SOURCE DATA:
--- --- ---

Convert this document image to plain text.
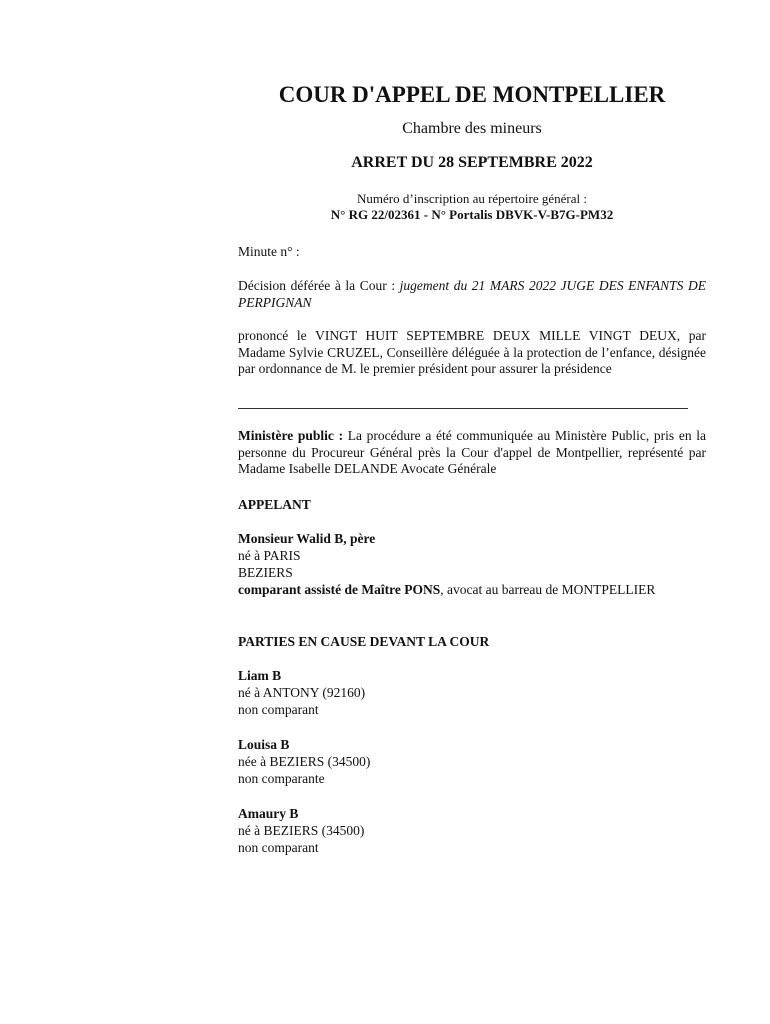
COUR D'APPEL DE MONTPELLIER
Chambre des mineurs
ARRET DU 28 SEPTEMBRE 2022
Numéro d’inscription au répertoire général :
N° RG 22/02361 - N° Portalis DBVK-V-B7G-PM32
Minute n° :
Décision déférée à la Cour : jugement du 21 MARS 2022 JUGE DES ENFANTS DE PERPIGNAN
prononcé le VINGT HUIT SEPTEMBRE DEUX MILLE VINGT DEUX, par Madame Sylvie CRUZEL, Conseillère déléguée à la protection de l’enfance, désignée par ordonnance de M. le premier président pour assurer la présidence
Ministère public : La procédure a été communiquée au Ministère Public, pris en la personne du Procureur Général près la Cour d'appel de Montpellier, représenté par Madame Isabelle DELANDE Avocate Générale
APPELANT
Monsieur Walid B, père
né à PARIS
BEZIERS
comparant assisté de Maître PONS, avocat au barreau de MONTPELLIER
PARTIES EN CAUSE DEVANT LA COUR
Liam B
né à ANTONY (92160)
non comparant
Louisa B
née à BEZIERS (34500)
non comparante
Amaury B
né à BEZIERS (34500)
non comparant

--- --- ---

WHAT YOU HAVE TO DO: Extract every line of the data exactly; pictures stay out.

FULL OUTPUT:
Convert this document image to plain text.
COUR D'APPEL DE MONTPELLIER
Chambre des mineurs
ARRET DU 28 SEPTEMBRE 2022
Numéro d’inscription au répertoire général :
N° RG 22/02361 - N° Portalis DBVK-V-B7G-PM32
Minute n° :
Décision déférée à la Cour : jugement du 21 MARS 2022 JUGE DES ENFANTS DE PERPIGNAN
prononcé le VINGT HUIT SEPTEMBRE DEUX MILLE VINGT DEUX, par Madame Sylvie CRUZEL, Conseillère déléguée à la protection de l’enfance, désignée par ordonnance de M. le premier président pour assurer la présidence
Ministère public : La procédure a été communiquée au Ministère Public, pris en la personne du Procureur Général près la Cour d'appel de Montpellier, représenté par Madame Isabelle DELANDE Avocate Générale
APPELANT
Monsieur Walid B, père
né à PARIS
BEZIERS
comparant assisté de Maître PONS, avocat au barreau de MONTPELLIER
PARTIES EN CAUSE DEVANT LA COUR
Liam B
né à ANTONY (92160)
non comparant
Louisa B
née à BEZIERS (34500)
non comparante
Amaury B
né à BEZIERS (34500)
non comparant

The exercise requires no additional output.